* begin Record set *

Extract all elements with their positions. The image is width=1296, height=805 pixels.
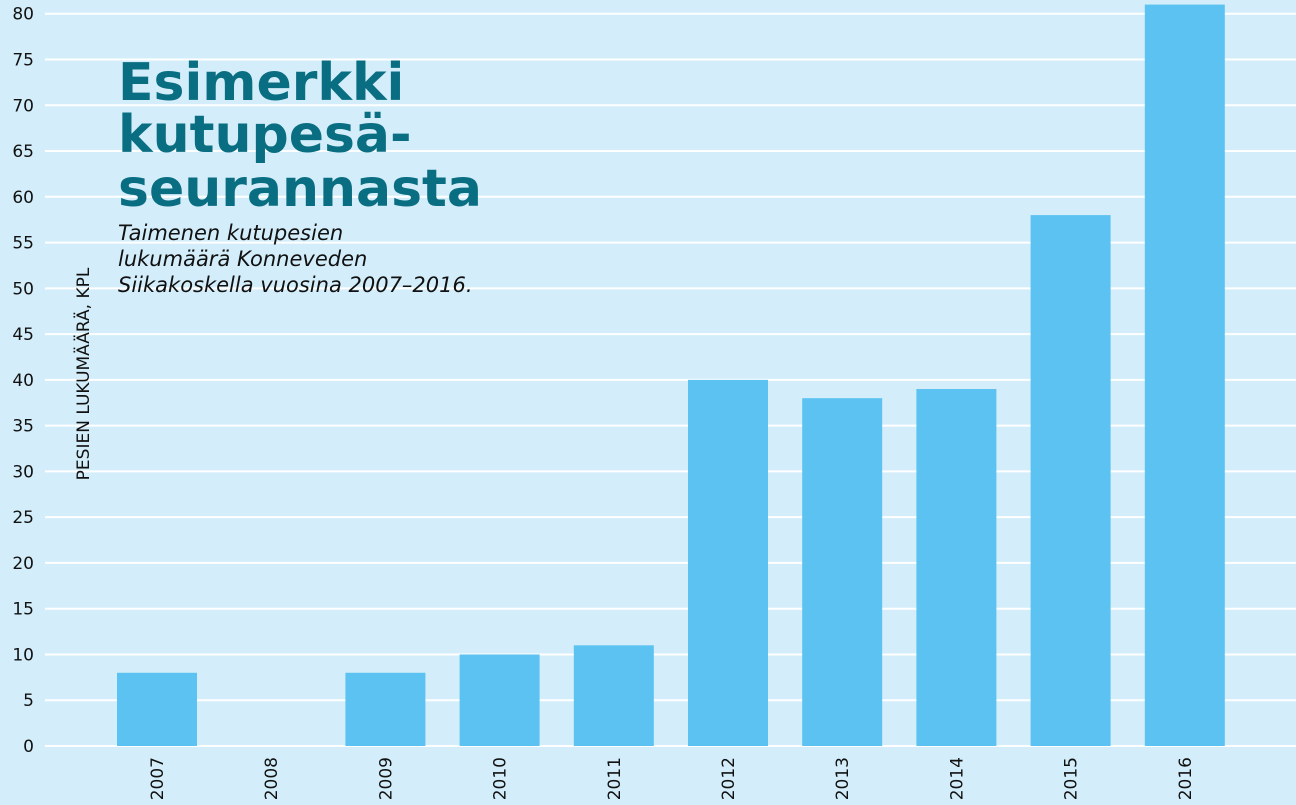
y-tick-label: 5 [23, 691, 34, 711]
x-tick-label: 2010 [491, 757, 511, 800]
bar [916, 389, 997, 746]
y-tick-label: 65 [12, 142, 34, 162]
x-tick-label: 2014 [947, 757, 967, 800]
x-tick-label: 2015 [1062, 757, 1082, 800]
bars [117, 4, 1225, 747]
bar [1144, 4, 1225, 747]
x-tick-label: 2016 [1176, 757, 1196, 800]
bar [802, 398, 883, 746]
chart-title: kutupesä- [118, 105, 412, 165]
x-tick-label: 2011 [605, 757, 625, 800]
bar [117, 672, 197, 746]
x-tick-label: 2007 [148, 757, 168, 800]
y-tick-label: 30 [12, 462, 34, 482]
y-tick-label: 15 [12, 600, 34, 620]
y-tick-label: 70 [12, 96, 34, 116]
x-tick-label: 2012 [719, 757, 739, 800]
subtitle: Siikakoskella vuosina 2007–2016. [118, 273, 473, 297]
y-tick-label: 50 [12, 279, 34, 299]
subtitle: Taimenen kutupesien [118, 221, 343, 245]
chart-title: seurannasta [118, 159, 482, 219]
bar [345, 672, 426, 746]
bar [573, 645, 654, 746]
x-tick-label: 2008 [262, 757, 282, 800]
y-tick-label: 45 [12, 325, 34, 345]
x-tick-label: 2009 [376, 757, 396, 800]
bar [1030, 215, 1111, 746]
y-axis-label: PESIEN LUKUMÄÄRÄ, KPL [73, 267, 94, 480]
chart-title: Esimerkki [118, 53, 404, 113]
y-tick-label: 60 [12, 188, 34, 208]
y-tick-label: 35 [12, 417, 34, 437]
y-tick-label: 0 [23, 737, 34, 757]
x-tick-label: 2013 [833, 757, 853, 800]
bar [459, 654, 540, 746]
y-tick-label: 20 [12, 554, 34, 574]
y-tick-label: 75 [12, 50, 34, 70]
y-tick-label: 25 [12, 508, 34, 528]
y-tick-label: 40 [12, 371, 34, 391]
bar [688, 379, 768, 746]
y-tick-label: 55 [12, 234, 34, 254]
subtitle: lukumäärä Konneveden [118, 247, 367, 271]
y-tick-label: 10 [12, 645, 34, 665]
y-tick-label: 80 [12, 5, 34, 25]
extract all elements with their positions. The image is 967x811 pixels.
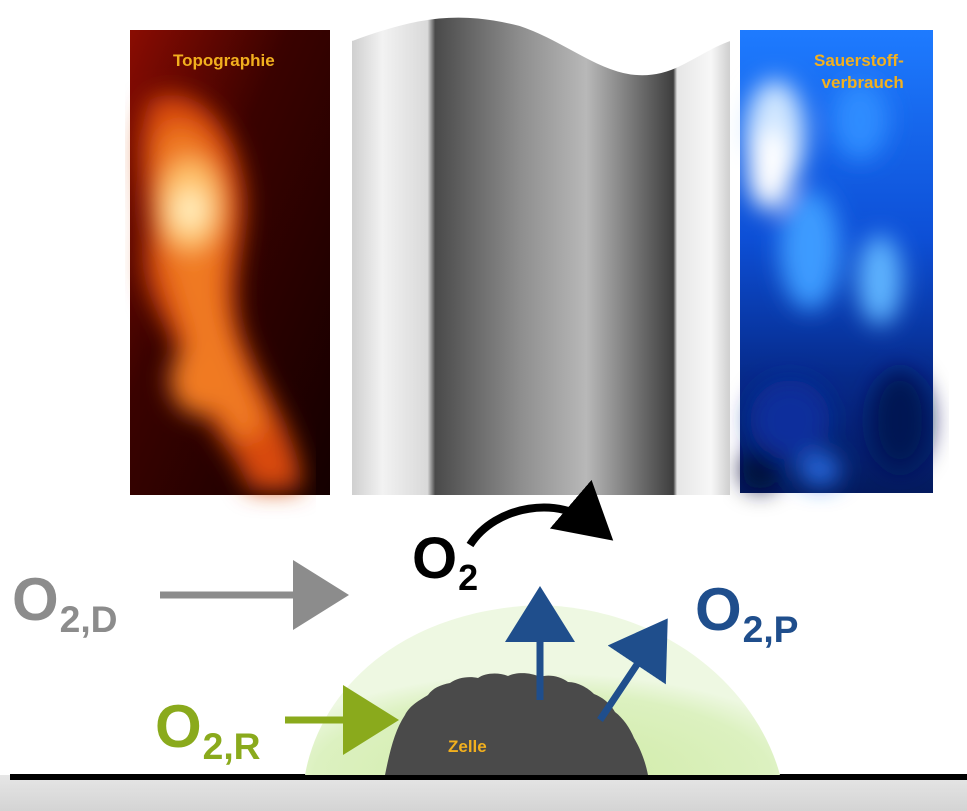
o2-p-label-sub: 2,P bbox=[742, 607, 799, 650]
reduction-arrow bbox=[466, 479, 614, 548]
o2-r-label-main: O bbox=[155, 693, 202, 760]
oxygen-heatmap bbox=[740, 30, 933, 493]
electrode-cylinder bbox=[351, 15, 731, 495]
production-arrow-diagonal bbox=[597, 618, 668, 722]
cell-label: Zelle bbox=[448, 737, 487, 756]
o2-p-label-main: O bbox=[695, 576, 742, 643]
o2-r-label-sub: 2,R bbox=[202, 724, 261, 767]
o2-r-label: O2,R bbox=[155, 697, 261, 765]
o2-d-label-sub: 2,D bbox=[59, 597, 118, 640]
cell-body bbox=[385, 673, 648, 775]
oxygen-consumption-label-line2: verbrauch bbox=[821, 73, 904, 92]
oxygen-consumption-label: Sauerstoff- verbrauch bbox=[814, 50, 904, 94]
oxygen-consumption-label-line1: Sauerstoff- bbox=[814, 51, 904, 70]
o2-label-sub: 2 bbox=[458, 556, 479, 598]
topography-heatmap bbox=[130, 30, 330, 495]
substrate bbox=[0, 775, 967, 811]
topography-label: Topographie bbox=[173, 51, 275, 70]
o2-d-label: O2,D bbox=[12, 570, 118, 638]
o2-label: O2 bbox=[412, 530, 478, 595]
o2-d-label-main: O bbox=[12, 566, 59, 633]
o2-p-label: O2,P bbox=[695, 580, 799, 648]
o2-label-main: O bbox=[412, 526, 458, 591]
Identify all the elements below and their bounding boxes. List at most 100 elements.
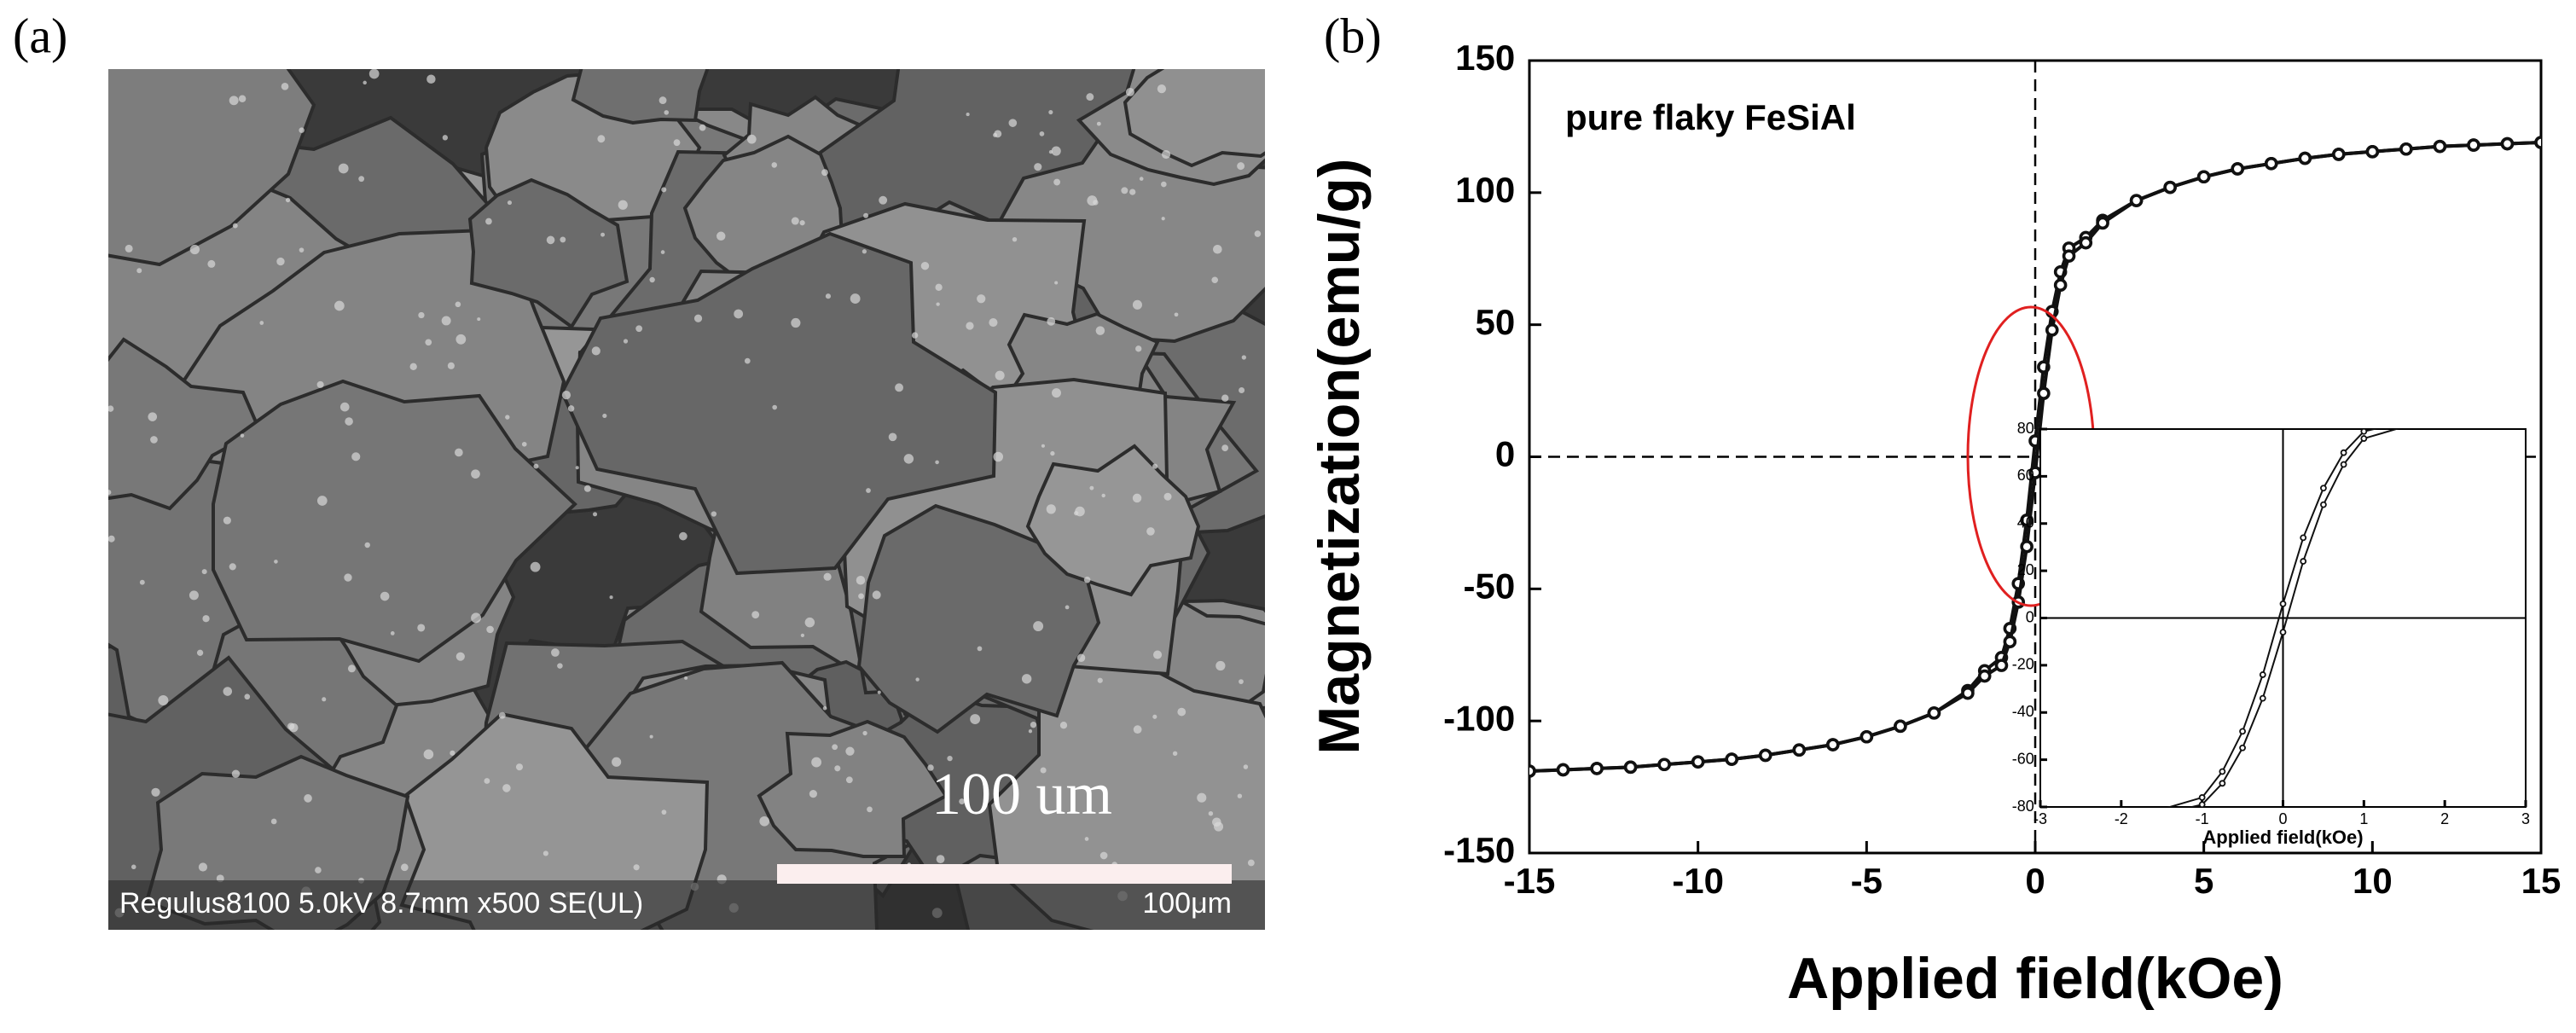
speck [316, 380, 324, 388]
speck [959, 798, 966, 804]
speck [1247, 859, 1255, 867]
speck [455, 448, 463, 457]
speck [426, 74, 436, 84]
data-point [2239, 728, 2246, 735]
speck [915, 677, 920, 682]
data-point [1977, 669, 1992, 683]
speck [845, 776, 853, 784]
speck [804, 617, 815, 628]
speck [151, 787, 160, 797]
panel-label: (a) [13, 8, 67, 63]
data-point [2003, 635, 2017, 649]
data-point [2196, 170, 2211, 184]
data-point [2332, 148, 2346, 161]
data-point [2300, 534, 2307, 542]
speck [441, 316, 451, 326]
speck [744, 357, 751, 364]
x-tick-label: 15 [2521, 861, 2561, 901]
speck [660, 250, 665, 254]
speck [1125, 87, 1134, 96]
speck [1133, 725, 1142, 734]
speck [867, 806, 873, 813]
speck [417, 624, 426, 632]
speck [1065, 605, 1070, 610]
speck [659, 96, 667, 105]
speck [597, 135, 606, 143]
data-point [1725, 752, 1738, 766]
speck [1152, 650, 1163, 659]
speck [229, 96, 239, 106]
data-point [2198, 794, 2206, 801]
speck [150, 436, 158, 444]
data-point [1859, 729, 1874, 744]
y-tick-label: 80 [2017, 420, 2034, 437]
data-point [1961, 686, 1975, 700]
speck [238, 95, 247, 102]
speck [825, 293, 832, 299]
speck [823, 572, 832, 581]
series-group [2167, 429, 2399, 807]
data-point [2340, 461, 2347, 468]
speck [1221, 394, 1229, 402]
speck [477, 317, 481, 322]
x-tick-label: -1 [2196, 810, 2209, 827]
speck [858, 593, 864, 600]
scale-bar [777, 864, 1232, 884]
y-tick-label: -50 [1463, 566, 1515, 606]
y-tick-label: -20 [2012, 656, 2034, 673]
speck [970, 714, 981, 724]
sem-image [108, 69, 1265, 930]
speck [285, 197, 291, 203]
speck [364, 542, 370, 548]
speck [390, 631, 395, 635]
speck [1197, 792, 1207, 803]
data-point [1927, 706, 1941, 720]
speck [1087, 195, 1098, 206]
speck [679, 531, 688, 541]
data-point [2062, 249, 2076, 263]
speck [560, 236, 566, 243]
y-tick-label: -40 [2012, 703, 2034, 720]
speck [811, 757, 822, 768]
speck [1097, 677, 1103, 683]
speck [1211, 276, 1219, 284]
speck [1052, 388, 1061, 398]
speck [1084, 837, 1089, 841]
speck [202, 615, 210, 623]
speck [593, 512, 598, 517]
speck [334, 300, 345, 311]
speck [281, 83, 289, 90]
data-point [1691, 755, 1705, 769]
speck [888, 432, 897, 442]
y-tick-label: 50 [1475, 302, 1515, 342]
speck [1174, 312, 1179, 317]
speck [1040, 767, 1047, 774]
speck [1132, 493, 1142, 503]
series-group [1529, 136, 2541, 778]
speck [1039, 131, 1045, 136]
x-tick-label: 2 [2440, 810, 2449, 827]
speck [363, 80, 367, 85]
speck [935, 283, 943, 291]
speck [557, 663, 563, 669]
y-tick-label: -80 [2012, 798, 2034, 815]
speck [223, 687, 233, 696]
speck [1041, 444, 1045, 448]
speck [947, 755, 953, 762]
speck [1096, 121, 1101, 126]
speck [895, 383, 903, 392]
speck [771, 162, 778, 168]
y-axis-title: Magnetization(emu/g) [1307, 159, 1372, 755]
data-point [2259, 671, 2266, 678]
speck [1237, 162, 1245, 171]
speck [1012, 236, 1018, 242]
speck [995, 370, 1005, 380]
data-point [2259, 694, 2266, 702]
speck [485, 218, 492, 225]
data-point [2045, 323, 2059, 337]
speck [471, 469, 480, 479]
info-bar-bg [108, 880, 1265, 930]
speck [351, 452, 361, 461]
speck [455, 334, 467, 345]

* end Record set *

What the exercise asks: Give each line of the records above as a JSON list of strings, one string per line, with blank lines left out. Leave the pictures out of the answer.

Answer for the task:
[
  "Extract all elements with their positions. The image is width=1296, height=805 pixels.",
  "y-tick-label: 5 [23, 691, 34, 711]",
  "x-tick-label: 2010 [491, 757, 511, 800]",
  "bar [916, 389, 997, 746]",
  "y-tick-label: 65 [12, 142, 34, 162]",
  "x-tick-label: 2014 [947, 757, 967, 800]",
  "x-tick-label: 2015 [1062, 757, 1082, 800]",
  "bars [117, 4, 1225, 747]",
  "bar [1144, 4, 1225, 747]",
  "x-tick-label: 2016 [1176, 757, 1196, 800]",
  "bar [802, 398, 883, 746]",
  "chart-title: kutupesä- [118, 105, 412, 165]",
  "x-tick-label: 2011 [605, 757, 625, 800]",
  "bar [117, 672, 197, 746]",
  "x-tick-label: 2007 [148, 757, 168, 800]",
  "y-tick-label: 30 [12, 462, 34, 482]",
  "y-tick-label: 15 [12, 600, 34, 620]",
  "y-tick-label: 70 [12, 96, 34, 116]",
  "x-tick-label: 2012 [719, 757, 739, 800]",
  "subtitle: Siikakoskella vuosina 2007–2016. [118, 273, 473, 297]",
  "y-tick-label: 50 [12, 279, 34, 299]",
  "subtitle: Taimenen kutupesien [118, 221, 343, 245]",
  "chart-title: seurannasta [118, 159, 482, 219]",
  "bar [345, 672, 426, 746]",
  "bar [573, 645, 654, 746]",
  "x-tick-label: 2008 [262, 757, 282, 800]",
  "y-tick-label: 45 [12, 325, 34, 345]",
  "x-tick-label: 2009 [376, 757, 396, 800]",
  "bar [1030, 215, 1111, 746]",
  "y-axis-label: PESIEN LUKUMÄÄRÄ, KPL [73, 267, 94, 480]",
  "chart-title: Esimerkki [118, 53, 404, 113]",
  "y-tick-label: 60 [12, 188, 34, 208]",
  "y-tick-label: 35 [12, 417, 34, 437]",
  "y-tick-label: 0 [23, 737, 34, 757]",
  "x-tick-label: 2013 [833, 757, 853, 800]",
  "bar [459, 654, 540, 746]",
  "y-tick-label: 20 [12, 554, 34, 574]",
  "y-tick-label: 75 [12, 50, 34, 70]",
  "y-tick-label: 25 [12, 508, 34, 528]",
  "y-tick-label: 40 [12, 371, 34, 391]",
  "bar [688, 379, 768, 746]",
  "y-tick-label: 55 [12, 234, 34, 254]",
  "subtitle: lukumäärä Konneveden [118, 247, 367, 271]",
  "y-tick-label: 10 [12, 645, 34, 665]",
  "y-tick-label: 80 [12, 5, 34, 25]",
  "extract all elements with their positions. The image is 967x811 pixels.",
  "o2-p-label-sub: 2,P bbox=[742, 607, 799, 650]",
  "reduction-arrow bbox=[466, 479, 614, 548]",
  "o2-r-label-main: O bbox=[155, 693, 202, 760]",
  "oxygen-heatmap bbox=[740, 30, 933, 493]",
  "electrode-cylinder bbox=[351, 15, 731, 495]",
  "production-arrow-diagonal bbox=[597, 618, 668, 722]",
  "cell-label: Zelle bbox=[448, 737, 487, 756]",
  "o2-p-label-main: O bbox=[695, 576, 742, 643]",
  "o2-r-label-sub: 2,R bbox=[202, 724, 261, 767]",
  "o2-r-label: O2,R bbox=[155, 697, 261, 765]",
  "o2-d-label-sub: 2,D bbox=[59, 597, 118, 640]",
  "cell-body bbox=[385, 673, 648, 775]",
  "oxygen-consumption-label-line2: verbrauch bbox=[821, 73, 904, 92]",
  "oxygen-consumption-label: Sauerstoff- verbrauch bbox=[814, 50, 904, 94]",
  "oxygen-consumption-label-line1: Sauerstoff- bbox=[814, 51, 904, 70]",
  "o2-label-sub: 2 bbox=[458, 556, 479, 598]",
  "topography-heatmap bbox=[130, 30, 330, 495]",
  "substrate bbox=[0, 775, 967, 811]",
  "topography-label: Topographie bbox=[173, 51, 275, 70]",
  "o2-d-label: O2,D bbox=[12, 570, 118, 638]",
  "o2-label: O2 bbox=[412, 530, 478, 595]",
  "o2-d-label-main: O bbox=[12, 566, 59, 633]",
  "o2-p-label: O2,P bbox=[695, 580, 799, 648]",
  "o2-label-main: O bbox=[412, 526, 458, 591]",
  "Identify all the elements below and their bounding boxes. List at most 100 elements.",
  "speck [316, 380, 324, 388]",
  "speck [959, 798, 966, 804]",
  "speck [1247, 859, 1255, 867]",
  "speck [455, 448, 463, 457]",
  "speck [426, 74, 436, 84]",
  "data-point [2239, 728, 2246, 735]",
  "speck [915, 677, 920, 682]",
  "data-point [1977, 669, 1992, 683]",
  "speck [845, 776, 853, 784]",
  "speck [804, 617, 815, 628]",
  "speck [151, 787, 160, 797]",
  "panel-label: (a) [13, 8, 67, 63]",
  "data-point [2003, 635, 2017, 649]",
  "data-point [2196, 170, 2211, 184]",
  "data-point [2332, 148, 2346, 161]",
  "data-point [2300, 534, 2307, 542]",
  "speck [441, 316, 451, 326]",
  "speck [744, 357, 751, 364]",
  "x-tick-label: 15 [2521, 861, 2561, 901]",
  "speck [660, 250, 665, 254]",
  "speck [1125, 87, 1134, 96]",
  "speck [1133, 725, 1142, 734]",
  "speck [867, 806, 873, 813]",
  "speck [417, 624, 426, 632]",
  "speck [1065, 605, 1070, 610]",
  "speck [659, 96, 667, 105]",
  "speck [597, 135, 606, 143]",
  "data-point [1725, 752, 1738, 766]",
  "speck [1152, 650, 1163, 659]",
  "speck [229, 96, 239, 106]",
  "data-point [2198, 794, 2206, 801]",
  "speck [150, 436, 158, 444]",
  "data-point [1859, 729, 1874, 744]",
  "y-tick-label: 80 [2017, 420, 2034, 437]",
  "data-point [1961, 686, 1975, 700]",
  "speck [238, 95, 247, 102]",
  "speck [825, 293, 832, 299]",
  "speck [823, 572, 832, 581]",
  "series-group [2167, 429, 2399, 807]",
  "data-point [2340, 461, 2347, 468]",
  "speck [1221, 394, 1229, 402]",
  "speck [477, 317, 481, 322]",
  "x-tick-label: -1 [2196, 810, 2209, 827]",
  "speck [858, 593, 864, 600]",
  "scale-bar [777, 864, 1232, 884]",
  "y-tick-label: -50 [1463, 566, 1515, 606]",
  "y-tick-label: -20 [2012, 656, 2034, 673]",
  "speck [970, 714, 981, 724]",
  "sem-image [108, 69, 1265, 930]",
  "speck [285, 197, 291, 203]",
  "speck [364, 542, 370, 548]",
  "speck [390, 631, 395, 635]",
  "speck [1197, 792, 1207, 803]",
  "data-point [1927, 706, 1941, 720]",
  "speck [1087, 195, 1098, 206]",
  "speck [679, 531, 688, 541]",
  "data-point [2062, 249, 2076, 263]",
  "speck [560, 236, 566, 243]",
  "y-tick-label: -40 [2012, 703, 2034, 720]",
  "speck [811, 757, 822, 768]",
  "speck [1097, 677, 1103, 683]",
  "speck [1211, 276, 1219, 284]",
  "speck [1052, 388, 1061, 398]",
  "speck [1084, 837, 1089, 841]",
  "speck [202, 615, 210, 623]",
  "speck [593, 512, 598, 517]",
  "speck [334, 300, 345, 311]",
  "speck [281, 83, 289, 90]",
  "data-point [1691, 755, 1705, 769]",
  "speck [888, 432, 897, 442]",
  "y-tick-label: 50 [1475, 302, 1515, 342]",
  "speck [1174, 312, 1179, 317]",
  "speck [1040, 767, 1047, 774]",
  "speck [1132, 493, 1142, 503]",
  "series-group [1529, 136, 2541, 778]",
  "speck [1039, 131, 1045, 136]",
  "x-tick-label: 2 [2440, 810, 2449, 827]",
  "speck [363, 80, 367, 85]",
  "speck [935, 283, 943, 291]",
  "speck [557, 663, 563, 669]",
  "y-tick-label: -80 [2012, 798, 2034, 815]",
  "speck [223, 687, 233, 696]",
  "speck [1041, 444, 1045, 448]",
  "speck [947, 755, 953, 762]",
  "speck [1096, 121, 1101, 126]",
  "speck [895, 383, 903, 392]",
  "speck [771, 162, 778, 168]",
  "y-axis-title: Magnetization(emu/g) [1307, 159, 1372, 755]",
  "data-point [2259, 671, 2266, 678]",
  "speck [1237, 162, 1245, 171]",
  "speck [1012, 236, 1018, 242]",
  "speck [995, 370, 1005, 380]",
  "data-point [2259, 694, 2266, 702]",
  "speck [485, 218, 492, 225]",
  "data-point [2045, 323, 2059, 337]",
  "speck [471, 469, 480, 479]",
  "info-bar-bg [108, 880, 1265, 930]",
  "speck [351, 452, 361, 461]",
  "speck [455, 334, 467, 345]"
]